----- Material for this task -----
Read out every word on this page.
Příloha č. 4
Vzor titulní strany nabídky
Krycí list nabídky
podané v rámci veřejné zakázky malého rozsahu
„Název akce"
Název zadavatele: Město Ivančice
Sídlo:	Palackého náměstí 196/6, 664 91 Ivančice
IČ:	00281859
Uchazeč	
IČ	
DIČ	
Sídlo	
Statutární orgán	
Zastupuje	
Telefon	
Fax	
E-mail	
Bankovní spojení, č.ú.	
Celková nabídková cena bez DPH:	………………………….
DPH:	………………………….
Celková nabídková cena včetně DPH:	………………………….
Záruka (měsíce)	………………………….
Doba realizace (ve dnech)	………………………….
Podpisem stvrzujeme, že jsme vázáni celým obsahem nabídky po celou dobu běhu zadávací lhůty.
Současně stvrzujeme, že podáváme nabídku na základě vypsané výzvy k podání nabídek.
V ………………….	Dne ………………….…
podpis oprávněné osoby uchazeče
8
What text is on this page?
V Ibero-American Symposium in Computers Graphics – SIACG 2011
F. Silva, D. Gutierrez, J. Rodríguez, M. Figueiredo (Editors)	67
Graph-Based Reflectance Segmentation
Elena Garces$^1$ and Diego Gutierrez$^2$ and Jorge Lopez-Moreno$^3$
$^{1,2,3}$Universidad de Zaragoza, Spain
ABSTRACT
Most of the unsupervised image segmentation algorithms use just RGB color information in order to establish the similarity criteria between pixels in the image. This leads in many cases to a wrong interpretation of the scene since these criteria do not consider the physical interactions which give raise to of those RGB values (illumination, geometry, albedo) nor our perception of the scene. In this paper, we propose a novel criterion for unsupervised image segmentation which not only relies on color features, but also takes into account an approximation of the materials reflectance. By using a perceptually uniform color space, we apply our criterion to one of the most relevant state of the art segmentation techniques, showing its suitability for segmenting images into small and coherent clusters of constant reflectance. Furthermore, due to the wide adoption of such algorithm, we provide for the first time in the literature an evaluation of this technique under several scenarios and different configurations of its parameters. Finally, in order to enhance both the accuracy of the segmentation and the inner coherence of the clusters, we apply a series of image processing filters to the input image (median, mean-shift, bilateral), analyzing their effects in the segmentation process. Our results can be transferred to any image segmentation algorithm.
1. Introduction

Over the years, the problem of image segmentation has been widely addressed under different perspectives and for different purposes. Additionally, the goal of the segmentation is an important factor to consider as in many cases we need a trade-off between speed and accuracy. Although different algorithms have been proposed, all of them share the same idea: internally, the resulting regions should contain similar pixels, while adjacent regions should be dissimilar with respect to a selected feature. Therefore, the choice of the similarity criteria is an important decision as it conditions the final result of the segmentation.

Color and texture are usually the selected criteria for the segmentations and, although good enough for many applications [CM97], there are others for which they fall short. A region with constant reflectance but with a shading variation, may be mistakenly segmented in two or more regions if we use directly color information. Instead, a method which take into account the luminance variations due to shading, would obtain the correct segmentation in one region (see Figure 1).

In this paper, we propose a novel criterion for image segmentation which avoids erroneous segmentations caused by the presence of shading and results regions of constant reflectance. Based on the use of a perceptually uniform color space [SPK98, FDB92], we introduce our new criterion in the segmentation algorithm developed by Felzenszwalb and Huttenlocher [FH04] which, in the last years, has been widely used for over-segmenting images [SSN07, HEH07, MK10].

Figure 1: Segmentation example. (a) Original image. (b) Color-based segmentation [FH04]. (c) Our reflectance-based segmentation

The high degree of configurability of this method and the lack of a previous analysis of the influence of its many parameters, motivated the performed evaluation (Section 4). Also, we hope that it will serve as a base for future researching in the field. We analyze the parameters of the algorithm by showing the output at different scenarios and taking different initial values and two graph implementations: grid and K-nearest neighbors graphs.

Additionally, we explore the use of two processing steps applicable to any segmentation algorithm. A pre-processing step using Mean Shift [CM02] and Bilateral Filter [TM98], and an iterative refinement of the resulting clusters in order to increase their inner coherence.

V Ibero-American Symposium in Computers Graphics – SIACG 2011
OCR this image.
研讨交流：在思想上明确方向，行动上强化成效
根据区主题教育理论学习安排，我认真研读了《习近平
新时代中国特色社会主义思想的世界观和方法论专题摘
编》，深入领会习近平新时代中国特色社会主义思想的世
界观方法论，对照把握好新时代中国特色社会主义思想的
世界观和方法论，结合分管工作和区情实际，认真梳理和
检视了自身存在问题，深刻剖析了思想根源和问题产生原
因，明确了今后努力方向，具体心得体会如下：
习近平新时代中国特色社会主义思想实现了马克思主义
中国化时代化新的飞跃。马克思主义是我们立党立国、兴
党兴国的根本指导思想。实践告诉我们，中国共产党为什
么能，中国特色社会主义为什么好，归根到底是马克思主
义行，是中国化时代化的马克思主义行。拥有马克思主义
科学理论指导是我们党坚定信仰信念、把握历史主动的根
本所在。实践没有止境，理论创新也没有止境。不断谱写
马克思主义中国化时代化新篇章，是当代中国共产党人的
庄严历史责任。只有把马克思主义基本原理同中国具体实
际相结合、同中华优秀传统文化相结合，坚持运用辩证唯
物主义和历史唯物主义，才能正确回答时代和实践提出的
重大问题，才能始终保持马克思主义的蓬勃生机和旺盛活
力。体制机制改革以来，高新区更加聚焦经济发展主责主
-----
Exercise prompt:
Copy every line exactly. Leave nothing out.

Result of this task:
Read out every word on this page.
Příloha č. 4
Vzor titulní strany nabídky
Krycí list nabídky
podané v rámci veřejné zakázky malého rozsahu
„Název akce"
Název zadavatele: Město Ivančice
Sídlo:	Palackého náměstí 196/6, 664 91 Ivančice
IČ:	00281859
Uchazeč	
IČ	
DIČ	
Sídlo	
Statutární orgán	
Zastupuje	
Telefon	
Fax	
E-mail	
Bankovní spojení, č.ú.	
Celková nabídková cena bez DPH:	………………………….
DPH:	………………………….
Celková nabídková cena včetně DPH:	………………………….
Záruka (měsíce)	………………………….
Doba realizace (ve dnech)	………………………….
Podpisem stvrzujeme, že jsme vázáni celým obsahem nabídky po celou dobu běhu zadávací lhůty.
Současně stvrzujeme, že podáváme nabídku na základě vypsané výzvy k podání nabídek.
V ………………….	Dne ………………….…
podpis oprávněné osoby uchazeče
8
What text is on this page?
V Ibero-American Symposium in Computers Graphics – SIACG 2011
F. Silva, D. Gutierrez, J. Rodríguez, M. Figueiredo (Editors)	67
Graph-Based Reflectance Segmentation
Elena Garces$^1$ and Diego Gutierrez$^2$ and Jorge Lopez-Moreno$^3$
$^{1,2,3}$Universidad de Zaragoza, Spain
ABSTRACT
Most of the unsupervised image segmentation algorithms use just RGB color information in order to establish the similarity criteria between pixels in the image. This leads in many cases to a wrong interpretation of the scene since these criteria do not consider the physical interactions which give raise to of those RGB values (illumination, geometry, albedo) nor our perception of the scene. In this paper, we propose a novel criterion for unsupervised image segmentation which not only relies on color features, but also takes into account an approximation of the materials reflectance. By using a perceptually uniform color space, we apply our criterion to one of the most relevant state of the art segmentation techniques, showing its suitability for segmenting images into small and coherent clusters of constant reflectance. Furthermore, due to the wide adoption of such algorithm, we provide for the first time in the literature an evaluation of this technique under several scenarios and different configurations of its parameters. Finally, in order to enhance both the accuracy of the segmentation and the inner coherence of the clusters, we apply a series of image processing filters to the input image (median, mean-shift, bilateral), analyzing their effects in the segmentation process. Our results can be transferred to any image segmentation algorithm.
1. Introduction

Over the years, the problem of image segmentation has been widely addressed under different perspectives and for different purposes. Additionally, the goal of the segmentation is an important factor to consider as in many cases we need a trade-off between speed and accuracy. Although different algorithms have been proposed, all of them share the same idea: internally, the resulting regions should contain similar pixels, while adjacent regions should be dissimilar with respect to a selected feature. Therefore, the choice of the similarity criteria is an important decision as it conditions the final result of the segmentation.

Color and texture are usually the selected criteria for the segmentations and, although good enough for many applications [CM97], there are others for which they fall short. A region with constant reflectance but with a shading variation, may be mistakenly segmented in two or more regions if we use directly color information. Instead, a method which take into account the luminance variations due to shading, would obtain the correct segmentation in one region (see Figure 1).

In this paper, we propose a novel criterion for image segmentation which avoids erroneous segmentations caused by the presence of shading and results regions of constant reflectance. Based on the use of a perceptually uniform color space [SPK98, FDB92], we introduce our new criterion in the segmentation algorithm developed by Felzenszwalb and Huttenlocher [FH04] which, in the last years, has been widely used for over-segmenting images [SSN07, HEH07, MK10].

Figure 1: Segmentation example. (a) Original image. (b) Color-based segmentation [FH04]. (c) Our reflectance-based segmentation

The high degree of configurability of this method and the lack of a previous analysis of the influence of its many parameters, motivated the performed evaluation (Section 4). Also, we hope that it will serve as a base for future researching in the field. We analyze the parameters of the algorithm by showing the output at different scenarios and taking different initial values and two graph implementations: grid and K-nearest neighbors graphs.

Additionally, we explore the use of two processing steps applicable to any segmentation algorithm. A pre-processing step using Mean Shift [CM02] and Bilateral Filter [TM98], and an iterative refinement of the resulting clusters in order to increase their inner coherence.

V Ibero-American Symposium in Computers Graphics – SIACG 2011
OCR this image.
研讨交流：在思想上明确方向，行动上强化成效
根据区主题教育理论学习安排，我认真研读了《习近平
新时代中国特色社会主义思想的世界观和方法论专题摘
编》，深入领会习近平新时代中国特色社会主义思想的世
界观方法论，对照把握好新时代中国特色社会主义思想的
世界观和方法论，结合分管工作和区情实际，认真梳理和
检视了自身存在问题，深刻剖析了思想根源和问题产生原
因，明确了今后努力方向，具体心得体会如下：
习近平新时代中国特色社会主义思想实现了马克思主义
中国化时代化新的飞跃。马克思主义是我们立党立国、兴
党兴国的根本指导思想。实践告诉我们，中国共产党为什
么能，中国特色社会主义为什么好，归根到底是马克思主
义行，是中国化时代化的马克思主义行。拥有马克思主义
科学理论指导是我们党坚定信仰信念、把握历史主动的根
本所在。实践没有止境，理论创新也没有止境。不断谱写
马克思主义中国化时代化新篇章，是当代中国共产党人的
庄严历史责任。只有把马克思主义基本原理同中国具体实
际相结合、同中华优秀传统文化相结合，坚持运用辩证唯
物主义和历史唯物主义，才能正确回答时代和实践提出的
重大问题，才能始终保持马克思主义的蓬勃生机和旺盛活
力。体制机制改革以来，高新区更加聚焦经济发展主责主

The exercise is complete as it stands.